━━━ SUPPLIED RECORDS ━━━

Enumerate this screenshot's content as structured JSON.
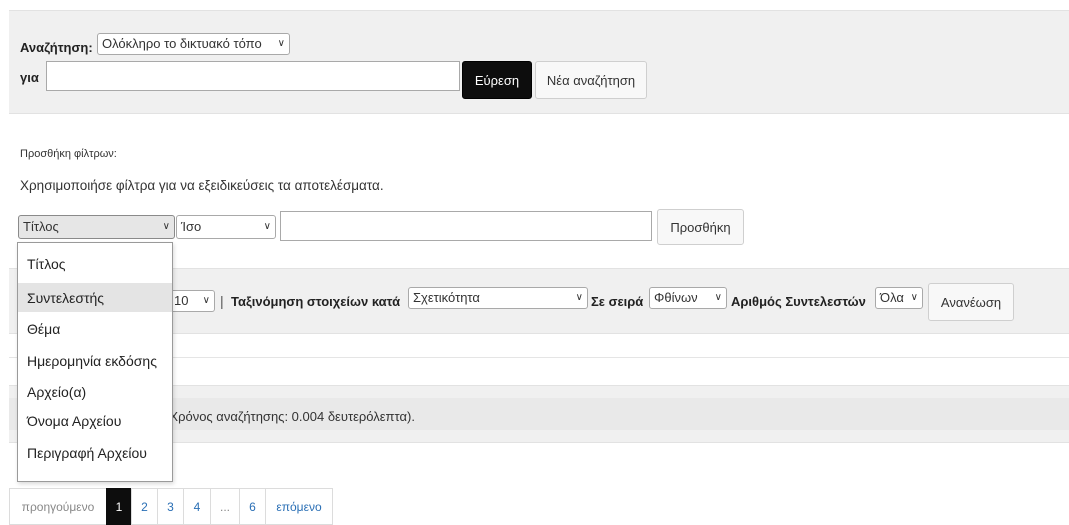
{
  "search": {
    "scope_label": "Αναζήτηση:",
    "scope_value": "Ολόκληρο το δικτυακό τόπο",
    "for_label": "για",
    "query_value": "",
    "find_button": "Εύρεση",
    "new_search_button": "Νέα αναζήτηση"
  },
  "filters": {
    "heading": "Προσθήκη φίλτρων:",
    "help_text": "Χρησιμοποιήσε φίλτρα για να εξειδικεύσεις τα αποτελέσματα.",
    "field_value": "Τίτλος",
    "operator_value": "Ίσο",
    "filter_value": "",
    "add_button": "Προσθήκη",
    "field_options": [
      "Τίτλος",
      "Συντελεστής",
      "Θέμα",
      "Ημερομηνία εκδόσης",
      "Αρχείο(α)",
      "Όνομα Αρχείου",
      "Περιγραφή Αρχείου"
    ],
    "highlighted_option": "Συντελεστής"
  },
  "sort": {
    "rpp_value": "10",
    "separator": "|",
    "sort_label": "Ταξινόμηση στοιχείων κατά",
    "sort_value": "Σχετικότητα",
    "order_label": "Σε σειρά",
    "order_value": "Φθίνων",
    "authors_label": "Αριθμός Συντελεστών",
    "authors_value": "Όλα",
    "refresh_button": "Ανανέωση"
  },
  "results": {
    "summary_visible": "57 (Χρόνος αναζήτησης: 0.004 δευτερόλεπτα)."
  },
  "pagination": {
    "prev": "προηγούμενο",
    "pages": [
      "1",
      "2",
      "3",
      "4",
      "...",
      "6"
    ],
    "current": "1",
    "next": "επόμενο"
  },
  "colors": {
    "panel_bg": "#f0f0f0",
    "dark_button": "#0d0d0d",
    "link": "#2a6fb5"
  }
}
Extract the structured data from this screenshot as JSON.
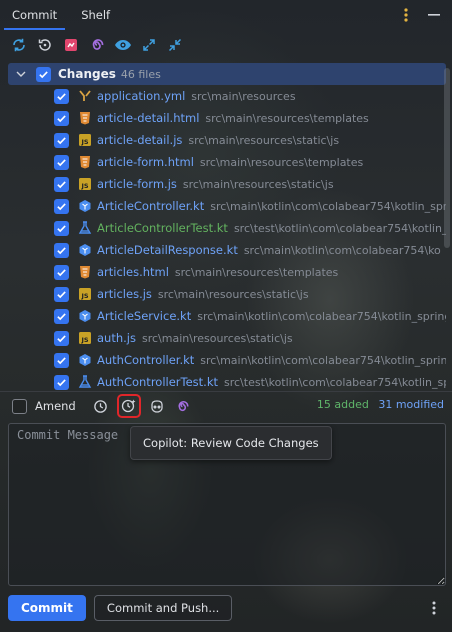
{
  "tabs": [
    {
      "label": "Commit",
      "active": true
    },
    {
      "label": "Shelf",
      "active": false
    }
  ],
  "toolbar_icons": [
    "refresh-icon",
    "rollback-icon",
    "shelve-icon",
    "swirl-icon",
    "eye-icon",
    "expand-icon",
    "collapse-icon"
  ],
  "changes": {
    "title": "Changes",
    "count": "46 files",
    "files": [
      {
        "name": "application.yml",
        "path": "src\\main\\resources",
        "type": "yml",
        "status": "modified"
      },
      {
        "name": "article-detail.html",
        "path": "src\\main\\resources\\templates",
        "type": "html",
        "status": "modified"
      },
      {
        "name": "article-detail.js",
        "path": "src\\main\\resources\\static\\js",
        "type": "js",
        "status": "modified"
      },
      {
        "name": "article-form.html",
        "path": "src\\main\\resources\\templates",
        "type": "html",
        "status": "modified"
      },
      {
        "name": "article-form.js",
        "path": "src\\main\\resources\\static\\js",
        "type": "js",
        "status": "modified"
      },
      {
        "name": "ArticleController.kt",
        "path": "src\\main\\kotlin\\com\\colabear754\\kotlin_sprin",
        "type": "kt",
        "status": "modified"
      },
      {
        "name": "ArticleControllerTest.kt",
        "path": "src\\test\\kotlin\\com\\colabear754\\kotlin_sp",
        "type": "kttest",
        "status": "added"
      },
      {
        "name": "ArticleDetailResponse.kt",
        "path": "src\\main\\kotlin\\com\\colabear754\\ko",
        "type": "kt",
        "status": "modified"
      },
      {
        "name": "articles.html",
        "path": "src\\main\\resources\\templates",
        "type": "html",
        "status": "modified"
      },
      {
        "name": "articles.js",
        "path": "src\\main\\resources\\static\\js",
        "type": "js",
        "status": "modified"
      },
      {
        "name": "ArticleService.kt",
        "path": "src\\main\\kotlin\\com\\colabear754\\kotlin_springb",
        "type": "kt",
        "status": "modified"
      },
      {
        "name": "auth.js",
        "path": "src\\main\\resources\\static\\js",
        "type": "js",
        "status": "modified"
      },
      {
        "name": "AuthController.kt",
        "path": "src\\main\\kotlin\\com\\colabear754\\kotlin_spring",
        "type": "kt",
        "status": "modified"
      },
      {
        "name": "AuthControllerTest.kt",
        "path": "src\\test\\kotlin\\com\\colabear754\\kotlin_spr",
        "type": "kttest",
        "status": "modified"
      }
    ]
  },
  "options": {
    "amend_label": "Amend",
    "added": "15 added",
    "modified": "31 modified"
  },
  "commit_message": {
    "placeholder": "Commit Message"
  },
  "tooltip": "Copilot: Review Code Changes",
  "buttons": {
    "commit": "Commit",
    "commit_and_push": "Commit and Push..."
  },
  "colors": {
    "accent": "#3574f0",
    "added": "#5fb66a",
    "modified": "#6ea2f7",
    "highlight": "#e0262a"
  }
}
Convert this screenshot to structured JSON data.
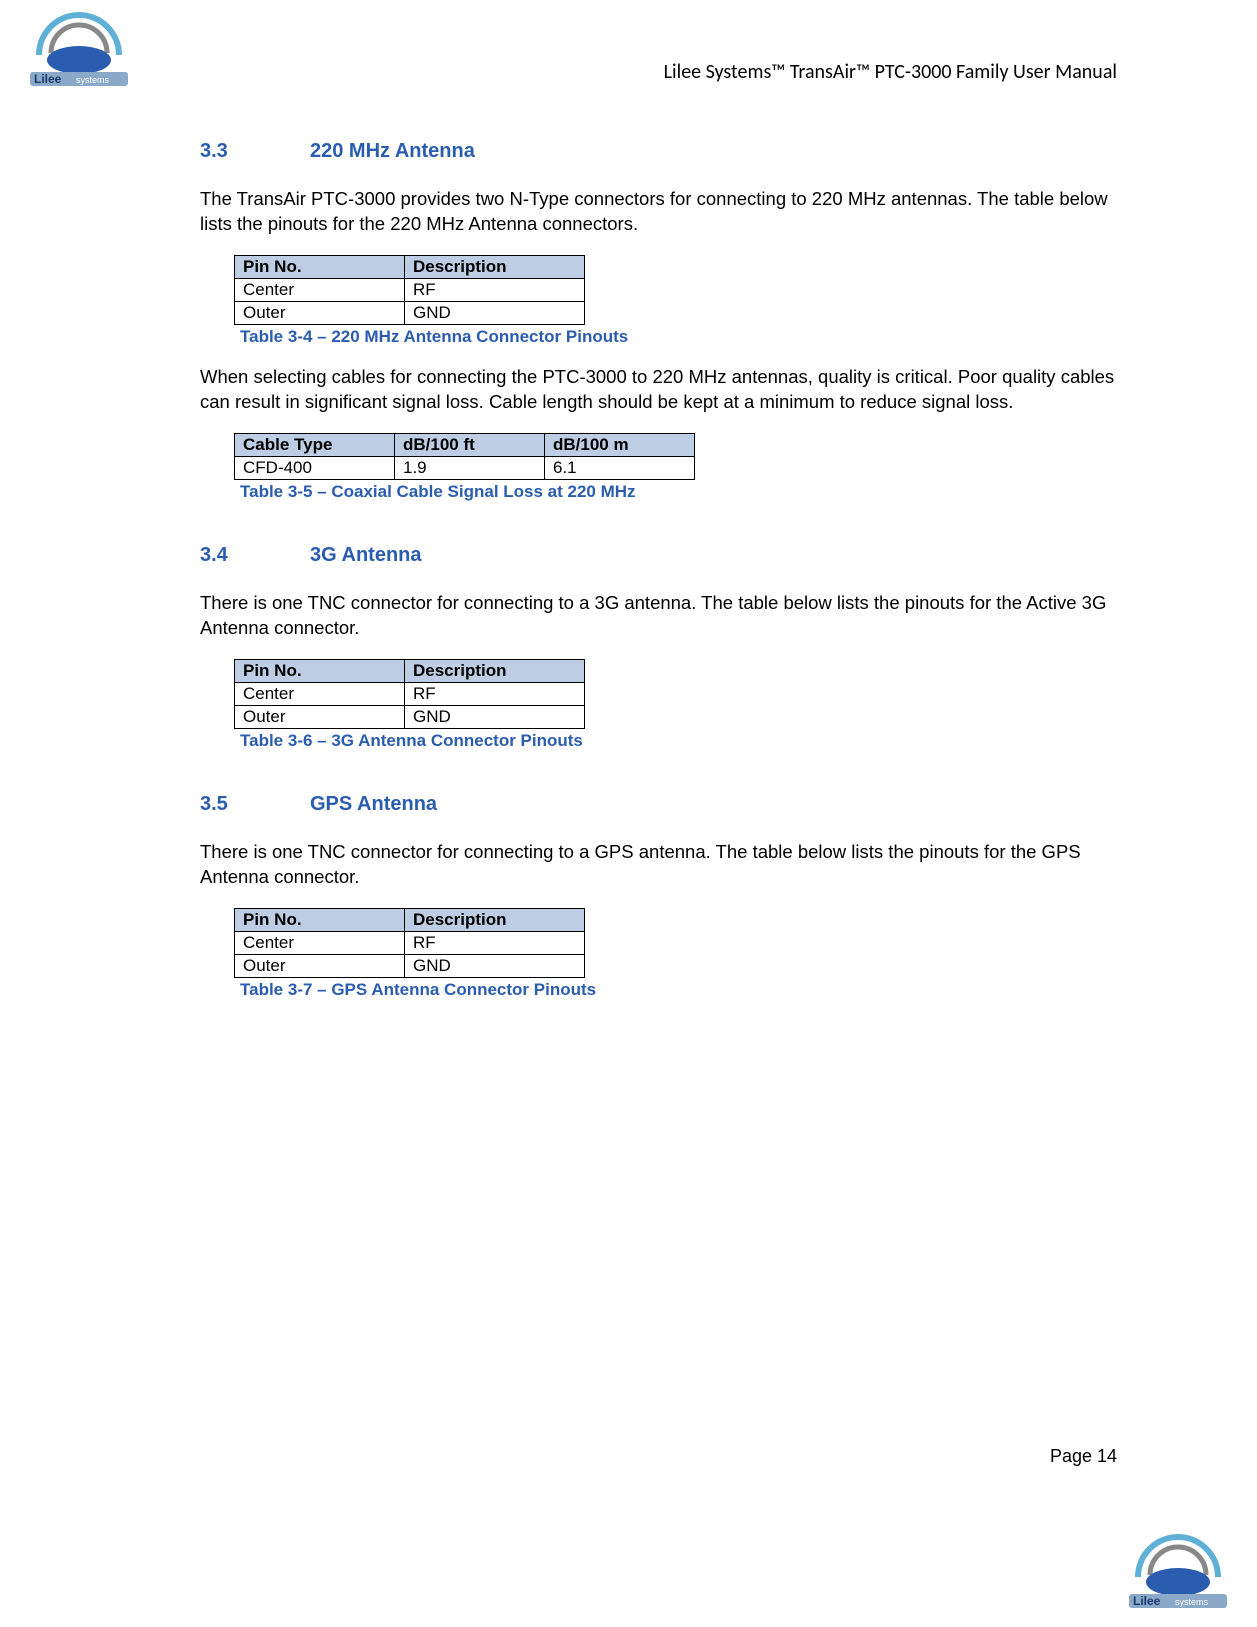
{
  "header": {
    "doc_title": "Lilee Systems™ TransAir™ PTC-3000 Family User Manual",
    "logo_text": "Lilee",
    "logo_sub": "systems"
  },
  "sections": [
    {
      "num": "3.3",
      "title": "220 MHz Antenna",
      "paras": [
        "The TransAir PTC-3000 provides two N-Type connectors for connecting to 220 MHz antennas. The table below lists the pinouts for the 220 MHz Antenna connectors."
      ],
      "table1": {
        "head": [
          "Pin No.",
          "Description"
        ],
        "rows": [
          [
            "Center",
            "RF"
          ],
          [
            "Outer",
            "GND"
          ]
        ],
        "caption": "Table 3-4  – 220 MHz Antenna Connector Pinouts"
      },
      "paras2": [
        "When selecting cables for connecting the PTC-3000 to 220 MHz antennas, quality is critical. Poor quality cables can result in significant signal loss. Cable length should be kept at a minimum to reduce signal loss."
      ],
      "table2": {
        "head": [
          "Cable Type",
          "dB/100 ft",
          "dB/100 m"
        ],
        "rows": [
          [
            "CFD-400",
            "1.9",
            "6.1"
          ]
        ],
        "caption": "Table 3-5  – Coaxial Cable Signal Loss at 220 MHz"
      }
    },
    {
      "num": "3.4",
      "title": "3G Antenna",
      "paras": [
        "There is one TNC connector for connecting to a 3G antenna. The table below lists the pinouts for the Active 3G Antenna connector."
      ],
      "table1": {
        "head": [
          "Pin No.",
          "Description"
        ],
        "rows": [
          [
            "Center",
            "RF"
          ],
          [
            "Outer",
            "GND"
          ]
        ],
        "caption": "Table 3-6  – 3G Antenna Connector Pinouts"
      }
    },
    {
      "num": "3.5",
      "title": "GPS Antenna",
      "paras": [
        "There is one TNC connector for connecting to a GPS antenna. The table below lists the pinouts for the GPS Antenna connector."
      ],
      "table1": {
        "head": [
          "Pin No.",
          "Description"
        ],
        "rows": [
          [
            "Center",
            "RF"
          ],
          [
            "Outer",
            "GND"
          ]
        ],
        "caption": "Table 3-7  – GPS Antenna Connector Pinouts"
      }
    }
  ],
  "footer": {
    "page": "Page 14"
  }
}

━━━

### WRITTEN EXERCISE
Go through the entries above and print each one exactly, minus the pictures.

### WORKED ANSWER
Enumerate this screenshot's content as structured JSON.
{
  "search": {
    "scope_label": "Αναζήτηση:",
    "scope_value": "Ολόκληρο το δικτυακό τόπο",
    "for_label": "για",
    "query_value": "",
    "find_button": "Εύρεση",
    "new_search_button": "Νέα αναζήτηση"
  },
  "filters": {
    "heading": "Προσθήκη φίλτρων:",
    "help_text": "Χρησιμοποιήσε φίλτρα για να εξειδικεύσεις τα αποτελέσματα.",
    "field_value": "Τίτλος",
    "operator_value": "Ίσο",
    "filter_value": "",
    "add_button": "Προσθήκη",
    "field_options": [
      "Τίτλος",
      "Συντελεστής",
      "Θέμα",
      "Ημερομηνία εκδόσης",
      "Αρχείο(α)",
      "Όνομα Αρχείου",
      "Περιγραφή Αρχείου"
    ],
    "highlighted_option": "Συντελεστής"
  },
  "sort": {
    "rpp_value": "10",
    "separator": "|",
    "sort_label": "Ταξινόμηση στοιχείων κατά",
    "sort_value": "Σχετικότητα",
    "order_label": "Σε σειρά",
    "order_value": "Φθίνων",
    "authors_label": "Αριθμός Συντελεστών",
    "authors_value": "Όλα",
    "refresh_button": "Ανανέωση"
  },
  "results": {
    "summary_visible": "57 (Χρόνος αναζήτησης: 0.004 δευτερόλεπτα)."
  },
  "pagination": {
    "prev": "προηγούμενο",
    "pages": [
      "1",
      "2",
      "3",
      "4",
      "...",
      "6"
    ],
    "current": "1",
    "next": "επόμενο"
  },
  "colors": {
    "panel_bg": "#f0f0f0",
    "dark_button": "#0d0d0d",
    "link": "#2a6fb5"
  }
}
Extract the structured data from this screenshot as JSON.
{
  "tabs": [
    {
      "label": "Commit",
      "active": true
    },
    {
      "label": "Shelf",
      "active": false
    }
  ],
  "toolbar_icons": [
    "refresh-icon",
    "rollback-icon",
    "shelve-icon",
    "swirl-icon",
    "eye-icon",
    "expand-icon",
    "collapse-icon"
  ],
  "changes": {
    "title": "Changes",
    "count": "46 files",
    "files": [
      {
        "name": "application.yml",
        "path": "src\\main\\resources",
        "type": "yml",
        "status": "modified"
      },
      {
        "name": "article-detail.html",
        "path": "src\\main\\resources\\templates",
        "type": "html",
        "status": "modified"
      },
      {
        "name": "article-detail.js",
        "path": "src\\main\\resources\\static\\js",
        "type": "js",
        "status": "modified"
      },
      {
        "name": "article-form.html",
        "path": "src\\main\\resources\\templates",
        "type": "html",
        "status": "modified"
      },
      {
        "name": "article-form.js",
        "path": "src\\main\\resources\\static\\js",
        "type": "js",
        "status": "modified"
      },
      {
        "name": "ArticleController.kt",
        "path": "src\\main\\kotlin\\com\\colabear754\\kotlin_sprin",
        "type": "kt",
        "status": "modified"
      },
      {
        "name": "ArticleControllerTest.kt",
        "path": "src\\test\\kotlin\\com\\colabear754\\kotlin_sp",
        "type": "kttest",
        "status": "added"
      },
      {
        "name": "ArticleDetailResponse.kt",
        "path": "src\\main\\kotlin\\com\\colabear754\\ko",
        "type": "kt",
        "status": "modified"
      },
      {
        "name": "articles.html",
        "path": "src\\main\\resources\\templates",
        "type": "html",
        "status": "modified"
      },
      {
        "name": "articles.js",
        "path": "src\\main\\resources\\static\\js",
        "type": "js",
        "status": "modified"
      },
      {
        "name": "ArticleService.kt",
        "path": "src\\main\\kotlin\\com\\colabear754\\kotlin_springb",
        "type": "kt",
        "status": "modified"
      },
      {
        "name": "auth.js",
        "path": "src\\main\\resources\\static\\js",
        "type": "js",
        "status": "modified"
      },
      {
        "name": "AuthController.kt",
        "path": "src\\main\\kotlin\\com\\colabear754\\kotlin_spring",
        "type": "kt",
        "status": "modified"
      },
      {
        "name": "AuthControllerTest.kt",
        "path": "src\\test\\kotlin\\com\\colabear754\\kotlin_spr",
        "type": "kttest",
        "status": "modified"
      }
    ]
  },
  "options": {
    "amend_label": "Amend",
    "added": "15 added",
    "modified": "31 modified"
  },
  "commit_message": {
    "placeholder": "Commit Message"
  },
  "tooltip": "Copilot: Review Code Changes",
  "buttons": {
    "commit": "Commit",
    "commit_and_push": "Commit and Push..."
  },
  "colors": {
    "accent": "#3574f0",
    "added": "#5fb66a",
    "modified": "#6ea2f7",
    "highlight": "#e0262a"
  }
}
Convert this screenshot to structured JSON data.
{
  "header": {
    "doc_title": "Lilee Systems™ TransAir™ PTC-3000 Family User Manual",
    "logo_text": "Lilee",
    "logo_sub": "systems"
  },
  "sections": [
    {
      "num": "3.3",
      "title": "220 MHz Antenna",
      "paras": [
        "The TransAir PTC-3000 provides two N-Type connectors for connecting to 220 MHz antennas. The table below lists the pinouts for the 220 MHz Antenna connectors."
      ],
      "table1": {
        "head": [
          "Pin No.",
          "Description"
        ],
        "rows": [
          [
            "Center",
            "RF"
          ],
          [
            "Outer",
            "GND"
          ]
        ],
        "caption": "Table 3-4  – 220 MHz Antenna Connector Pinouts"
      },
      "paras2": [
        "When selecting cables for connecting the PTC-3000 to 220 MHz antennas, quality is critical. Poor quality cables can result in significant signal loss. Cable length should be kept at a minimum to reduce signal loss."
      ],
      "table2": {
        "head": [
          "Cable Type",
          "dB/100 ft",
          "dB/100 m"
        ],
        "rows": [
          [
            "CFD-400",
            "1.9",
            "6.1"
          ]
        ],
        "caption": "Table 3-5  – Coaxial Cable Signal Loss at 220 MHz"
      }
    },
    {
      "num": "3.4",
      "title": "3G Antenna",
      "paras": [
        "There is one TNC connector for connecting to a 3G antenna. The table below lists the pinouts for the Active 3G Antenna connector."
      ],
      "table1": {
        "head": [
          "Pin No.",
          "Description"
        ],
        "rows": [
          [
            "Center",
            "RF"
          ],
          [
            "Outer",
            "GND"
          ]
        ],
        "caption": "Table 3-6  – 3G Antenna Connector Pinouts"
      }
    },
    {
      "num": "3.5",
      "title": "GPS Antenna",
      "paras": [
        "There is one TNC connector for connecting to a GPS antenna. The table below lists the pinouts for the GPS Antenna connector."
      ],
      "table1": {
        "head": [
          "Pin No.",
          "Description"
        ],
        "rows": [
          [
            "Center",
            "RF"
          ],
          [
            "Outer",
            "GND"
          ]
        ],
        "caption": "Table 3-7  – GPS Antenna Connector Pinouts"
      }
    }
  ],
  "footer": {
    "page": "Page 14"
  }
}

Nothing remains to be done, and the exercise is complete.